### Aim of the exercise
Copy the lines below as they are; omit the images they contain.
_ _ _ _ _
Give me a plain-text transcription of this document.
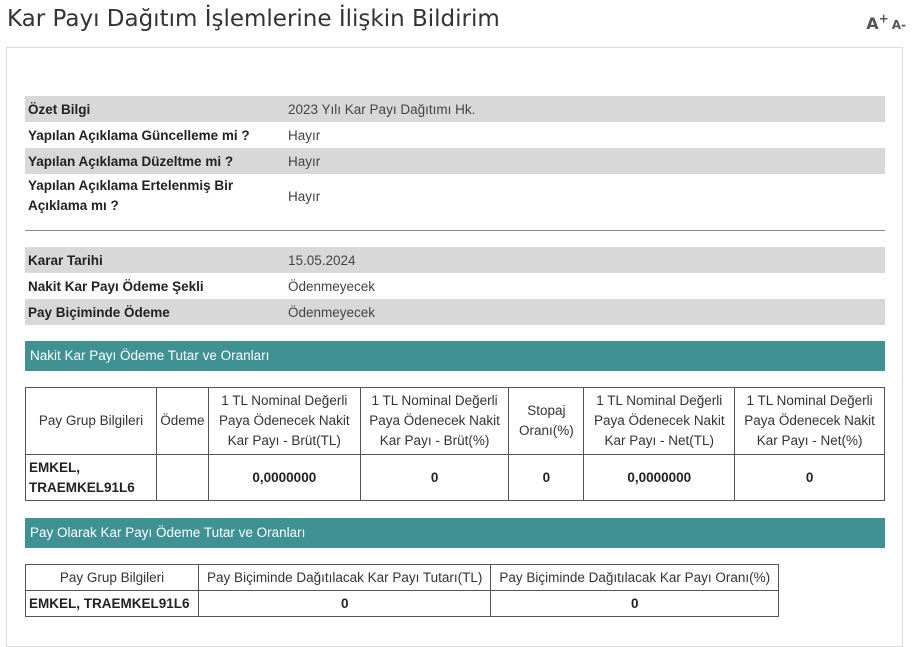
Kar Payı Dağıtım İşlemlerine İlişkin Bildirim	A+ A-
Özet Bilgi	2023 Yılı Kar Payı Dağıtımı Hk.
Yapılan Açıklama Güncelleme mi ?	Hayır
Yapılan Açıklama Düzeltme mi ?	Hayır
Yapılan Açıklama Ertelenmiş Bir Açıklama mı ?	Hayır
Karar Tarihi	15.05.2024
Nakit Kar Payı Ödeme Şekli	Ödenmeyecek
Pay Biçiminde Ödeme	Ödenmeyecek
Nakit Kar Payı Ödeme Tutar ve Oranları
Pay Grup Bilgileri	Ödeme	1 TL Nominal Değerli Paya Ödenecek Nakit Kar Payı - Brüt(TL)	1 TL Nominal Değerli Paya Ödenecek Nakit Kar Payı - Brüt(%)	Stopaj Oranı(%)	1 TL Nominal Değerli Paya Ödenecek Nakit Kar Payı - Net(TL)	1 TL Nominal Değerli Paya Ödenecek Nakit Kar Payı - Net(%)
EMKEL, TRAEMKEL91L6		0,0000000	0	0	0,0000000	0
Pay Olarak Kar Payı Ödeme Tutar ve Oranları
Pay Grup Bilgileri	Pay Biçiminde Dağıtılacak Kar Payı Tutarı(TL)	Pay Biçiminde Dağıtılacak Kar Payı Oranı(%)
EMKEL, TRAEMKEL91L6	0	0
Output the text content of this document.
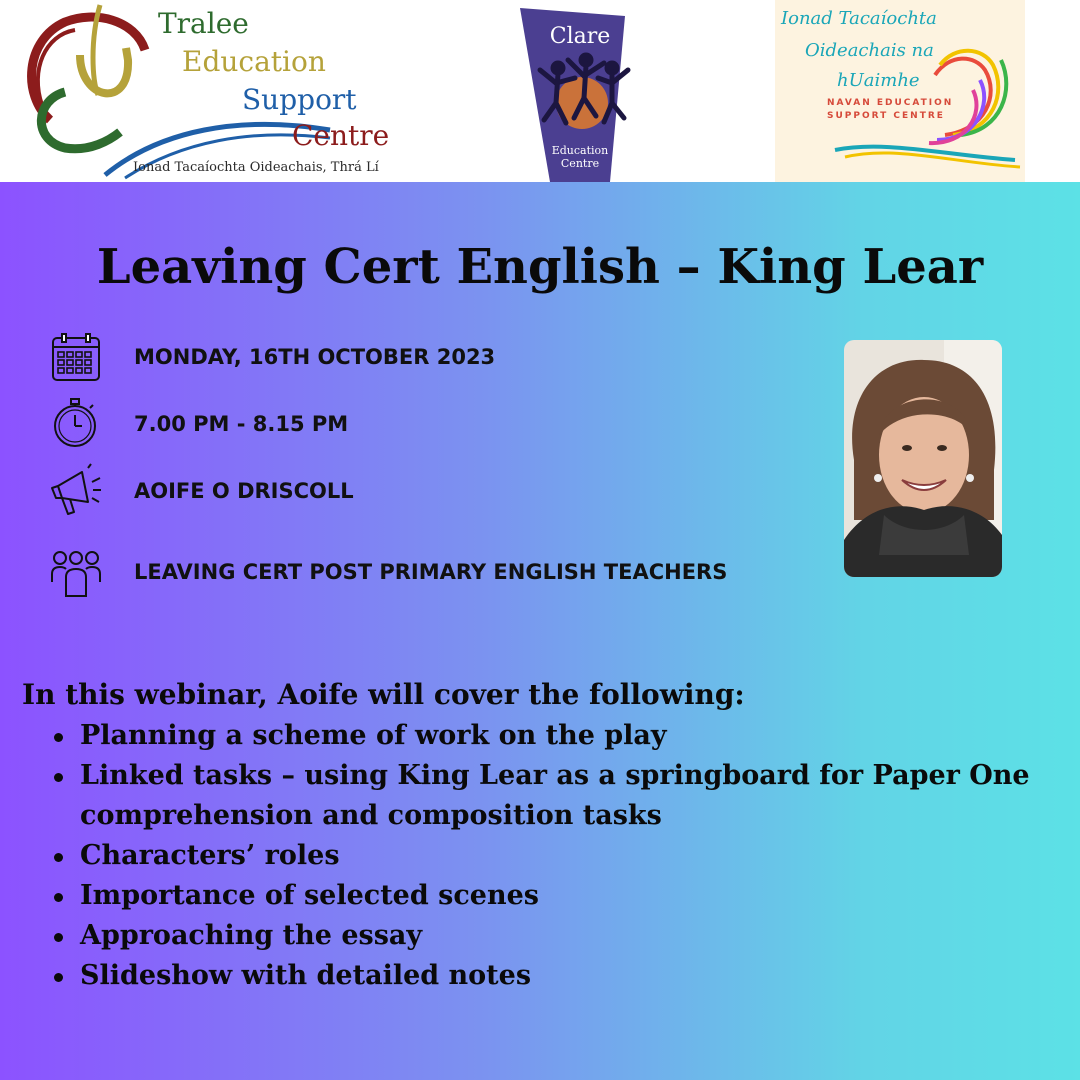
Tralee
Education
Support
Centre
Ionad Tacaíochta Oideachais, Thrá Lí
Clare
Education
Centre
Ionad Tacaíochta
Oideachais na
hUaimhe
NAVAN EDUCATION
SUPPORT CENTRE
Leaving Cert English – King Lear
MONDAY, 16TH OCTOBER 2023
7.00 PM - 8.15 PM
AOIFE O DRISCOLL
LEAVING CERT POST PRIMARY ENGLISH TEACHERS
In this webinar, Aoife will cover the following:
Planning a scheme of work on the play
Linked tasks – using King Lear as a springboard for Paper One comprehension and composition tasks
Characters’ roles
Importance of selected scenes
Approaching the essay
Slideshow with detailed notes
_ _ _ _ _
### Full answer
Give me a plain-text transcription of this document.
Kar Payı Dağıtım İşlemlerine İlişkin Bildirim	A+ A-
Özet Bilgi	2023 Yılı Kar Payı Dağıtımı Hk.
Yapılan Açıklama Güncelleme mi ?	Hayır
Yapılan Açıklama Düzeltme mi ?	Hayır
Yapılan Açıklama Ertelenmiş Bir Açıklama mı ?	Hayır
Karar Tarihi	15.05.2024
Nakit Kar Payı Ödeme Şekli	Ödenmeyecek
Pay Biçiminde Ödeme	Ödenmeyecek
Nakit Kar Payı Ödeme Tutar ve Oranları
Pay Grup Bilgileri	Ödeme	1 TL Nominal Değerli Paya Ödenecek Nakit Kar Payı - Brüt(TL)	1 TL Nominal Değerli Paya Ödenecek Nakit Kar Payı - Brüt(%)	Stopaj Oranı(%)	1 TL Nominal Değerli Paya Ödenecek Nakit Kar Payı - Net(TL)	1 TL Nominal Değerli Paya Ödenecek Nakit Kar Payı - Net(%)
EMKEL, TRAEMKEL91L6		0,0000000	0	0	0,0000000	0
Pay Olarak Kar Payı Ödeme Tutar ve Oranları
Pay Grup Bilgileri	Pay Biçiminde Dağıtılacak Kar Payı Tutarı(TL)	Pay Biçiminde Dağıtılacak Kar Payı Oranı(%)
EMKEL, TRAEMKEL91L6	0	0
Output the text content of this document.
Tralee
Education
Support
Centre
Ionad Tacaíochta Oideachais, Thrá Lí
Clare
Education
Centre
Ionad Tacaíochta
Oideachais na
hUaimhe
NAVAN EDUCATION
SUPPORT CENTRE
Leaving Cert English – King Lear
MONDAY, 16TH OCTOBER 2023
7.00 PM - 8.15 PM
AOIFE O DRISCOLL
LEAVING CERT POST PRIMARY ENGLISH TEACHERS
In this webinar, Aoife will cover the following:
Planning a scheme of work on the play
Linked tasks – using King Lear as a springboard for Paper One comprehension and composition tasks
Characters’ roles
Importance of selected scenes
Approaching the essay
Slideshow with detailed notes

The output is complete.